■ PASAJE MOSTRADO ■
···
Al mismo Jesús le suceden las propuestas del mundo, según lo refiere el clásico relato de las tentaciones, hoy en la versión de Mateo. Cómo entiende Jesús su condición de Hijo de Dios? Como un salvoconducto para pasarlo bien y triunfar? Todo lo contrario. Inmediatamente se retira a orar al desierto, y allí va a quedar claro cómo asume esa condición.
La primera tentación es utilizar al Padre en beneficio propio: “Si de veras eres Hijo de Dios ordena que estas piedras se conviertan en panes” (Mateo 4: 3). Es la tentación de las necesidades imperiosas, la misma que sufrió el pueblo de Israel durante su largo trasegar por el desierto. Es como decir que dediquemos nuestra vida sólo a lo primario, a lo urgente, a lo inmediato, sin mirar nuestro horizonte de trascendencia, sin captar la proyección decisiva de nuestra condición humana en el amor a Dios y al prójimo.
También conlleva esta la tentación de desconfiar de Dios y de dar crédito exclusivo al esfuerzo humano, pensando que somos nosotros los que nos damos el sentido de la vida. La respuesta de Jesús es contundente: “No sólo de pan vivirá el hombre sino también de toda palabra que salga de los labios de Dios” (Mateo 4:4). Estamos convencidos de la radical orientación teologal de nuestro ser y de nuestro quehacer?
La segunda tentación es la de acudir a lo espectacular y a lo sensacional para lograr resultados apostólicos: “Luego el diablo lo llevó a la santa ciudad de Jerusalén, lo subió a la parte más alta del templo y le dijo: si de veras eres el Hijo de Dios, tírate abajo…..” (Mateo 4: 5.6).
···
■ REGISTROS PROPORCIONADOS ■
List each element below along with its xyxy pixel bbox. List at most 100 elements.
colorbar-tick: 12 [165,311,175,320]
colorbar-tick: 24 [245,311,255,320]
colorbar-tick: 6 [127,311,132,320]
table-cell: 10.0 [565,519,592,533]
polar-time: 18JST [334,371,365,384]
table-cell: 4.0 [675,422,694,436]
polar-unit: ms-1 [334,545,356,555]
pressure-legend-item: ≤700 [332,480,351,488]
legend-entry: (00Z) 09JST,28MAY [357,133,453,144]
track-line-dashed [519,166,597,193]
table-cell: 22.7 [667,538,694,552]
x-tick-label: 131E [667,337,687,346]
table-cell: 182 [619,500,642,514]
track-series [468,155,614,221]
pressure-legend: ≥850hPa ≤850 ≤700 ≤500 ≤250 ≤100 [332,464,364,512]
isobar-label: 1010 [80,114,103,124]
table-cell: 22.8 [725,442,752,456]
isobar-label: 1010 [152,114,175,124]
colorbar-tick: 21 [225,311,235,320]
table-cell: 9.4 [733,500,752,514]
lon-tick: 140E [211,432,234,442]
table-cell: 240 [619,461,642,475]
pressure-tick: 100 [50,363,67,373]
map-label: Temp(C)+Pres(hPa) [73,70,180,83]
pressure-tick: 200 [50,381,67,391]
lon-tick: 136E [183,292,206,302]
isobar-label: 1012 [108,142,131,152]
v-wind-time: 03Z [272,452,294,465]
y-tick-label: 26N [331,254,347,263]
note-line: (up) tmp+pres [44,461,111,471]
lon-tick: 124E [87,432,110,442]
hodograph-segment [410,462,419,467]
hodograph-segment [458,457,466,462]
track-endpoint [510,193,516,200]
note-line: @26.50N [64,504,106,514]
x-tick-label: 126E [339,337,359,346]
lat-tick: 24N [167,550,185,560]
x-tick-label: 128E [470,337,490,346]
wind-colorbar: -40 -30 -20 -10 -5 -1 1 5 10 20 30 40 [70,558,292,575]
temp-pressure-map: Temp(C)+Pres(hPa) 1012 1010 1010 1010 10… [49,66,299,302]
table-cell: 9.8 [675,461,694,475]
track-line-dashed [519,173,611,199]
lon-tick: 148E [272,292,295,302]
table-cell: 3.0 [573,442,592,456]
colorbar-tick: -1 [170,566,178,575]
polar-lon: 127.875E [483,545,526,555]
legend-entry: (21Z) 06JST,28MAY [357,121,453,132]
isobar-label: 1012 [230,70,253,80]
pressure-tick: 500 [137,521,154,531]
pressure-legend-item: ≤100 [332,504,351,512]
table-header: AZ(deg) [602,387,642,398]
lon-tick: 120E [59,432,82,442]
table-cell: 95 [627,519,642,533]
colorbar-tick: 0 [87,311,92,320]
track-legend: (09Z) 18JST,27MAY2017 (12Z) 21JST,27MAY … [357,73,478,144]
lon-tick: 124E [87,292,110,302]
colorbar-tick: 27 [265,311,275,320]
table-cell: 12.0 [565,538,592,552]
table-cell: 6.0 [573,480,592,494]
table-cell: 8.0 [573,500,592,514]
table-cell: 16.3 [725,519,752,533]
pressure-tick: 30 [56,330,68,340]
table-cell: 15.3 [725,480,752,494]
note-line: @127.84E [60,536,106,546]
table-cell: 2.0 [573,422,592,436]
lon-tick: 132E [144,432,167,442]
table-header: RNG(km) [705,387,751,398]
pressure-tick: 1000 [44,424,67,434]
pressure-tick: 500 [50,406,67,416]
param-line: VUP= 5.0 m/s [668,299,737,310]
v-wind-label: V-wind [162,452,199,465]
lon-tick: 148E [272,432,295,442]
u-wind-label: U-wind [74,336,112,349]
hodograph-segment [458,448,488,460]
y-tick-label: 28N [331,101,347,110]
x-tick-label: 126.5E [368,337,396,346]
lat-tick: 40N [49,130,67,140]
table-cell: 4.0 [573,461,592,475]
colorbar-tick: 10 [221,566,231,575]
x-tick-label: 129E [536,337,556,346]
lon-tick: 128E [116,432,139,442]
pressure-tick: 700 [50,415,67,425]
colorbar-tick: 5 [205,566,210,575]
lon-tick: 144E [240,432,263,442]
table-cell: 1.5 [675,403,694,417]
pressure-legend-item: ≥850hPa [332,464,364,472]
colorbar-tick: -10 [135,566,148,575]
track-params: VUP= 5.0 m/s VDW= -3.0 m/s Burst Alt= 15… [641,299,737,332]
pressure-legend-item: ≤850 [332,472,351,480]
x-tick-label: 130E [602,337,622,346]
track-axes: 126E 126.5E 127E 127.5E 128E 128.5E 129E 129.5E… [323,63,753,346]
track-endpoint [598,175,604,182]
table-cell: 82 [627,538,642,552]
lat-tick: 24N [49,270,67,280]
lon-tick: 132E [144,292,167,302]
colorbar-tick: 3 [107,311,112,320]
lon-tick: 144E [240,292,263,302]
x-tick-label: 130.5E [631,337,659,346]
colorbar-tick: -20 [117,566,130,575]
···
■ CONJUNTO DE TAREAS ■
1) Responde estas preguntas a partir del pasaje sobre las tentaciones de Jesús:
(a) ¿Adónde se retira Jesús a orar?
(b) ¿Qué pueblo sufrió la misma tentación de las necesidades imperiosas?
(c) ¿A qué parte del templo sube el diablo a Jesús en la segunda tentación?
2) Redacta la continuación del pasaje sobre las tentaciones de Jesús a partir de la última oración que aparece.
No hace falta consultar los registros.

■ RESULTADOS OBTENIDOS ■
1)
(a) Al desierto.
(b) El pueblo de Israel.
(c) A la parte más alta del templo.

2)
 Aquí es esencial recordar la manera cómo Jesús entiende y vive su misión, desposeído de todo poder humano, pobre verdadero entre los pobres, en donación amorosa de su vida sin esperar aplausos y recompensas, finalmente crucificado, humillado y ofendido por los poderes del mundo, un servicio que no acude a estrategias de éxito. Por eso contesta con énfasis:”No pongas a prueba al Señor tu Dios” (Mateo 4: 7).
La tercera tentación consiste en la búsqueda del poder y de la gloria, no es la tentación provocada por la necesidad urgente o por el miedo, sino por el deseo de triunfar: “Finalmente, el diablo lo llevó a un cerro muy alto, y mostrándole todos los reinos del mundo y la grandeza de ellos, le dijo: Te daré todo esto, si te arrodillas y me adoras” (Mateo 4: 8-9); Jesús rechaza tal condición citando Deuteronomio 6: 13: “Vete, Satanás, porque la Escritura dice: adora al Señor tu Dios y sírvele sólo a El” (Mateo 4: 10).
La tentación es un hecho en la vida de Jesús, a la que estuvo expuesto por ser verdadero hombre. Este relato de Mateo destaca por contraste la soberanía de Jesús, su radical referencia teologal y el modo de su mesianismo que es crucificado y totalmente desentendido del vano honor del mundo.
Cómo manejamos nuestra libertad? Somos capaces de autonomía frente a tantas propuestas de enriquecimiento, dominio sobre los otros, individualismo, consumismo, utilización de los demás como trampolín para lograr nuestros objetivos, exhibicionismo, recurso a estrategias maquiavélicas, deseo de honores y reconocimiento? Tenemos clara la orientación de nuestra libertad hacia la voluntad de Dios como camino de realización y de servicio?
El feliz remate teológico y antropológico de estas lecturas lo da el texto de Romanos cuando reconoce esta realidad de pecado, nuestra tendencia a desordenar el plan original de Dios, ante lo que El no escatima los medios para no permitir que su intención sea frustrada por el ejercicio indebido de la libertad humana: “Pero el delito de Adán no puede compararse con el don que Dios nos ha dado. Pues por el delito de un solo hombre muchos murieron, pero el don que Dios nos ha dado gratuitamente por medio de un solo hombre, Jesucristo, es mucho mayor y en bien de muchos” (Romanos 5: 15).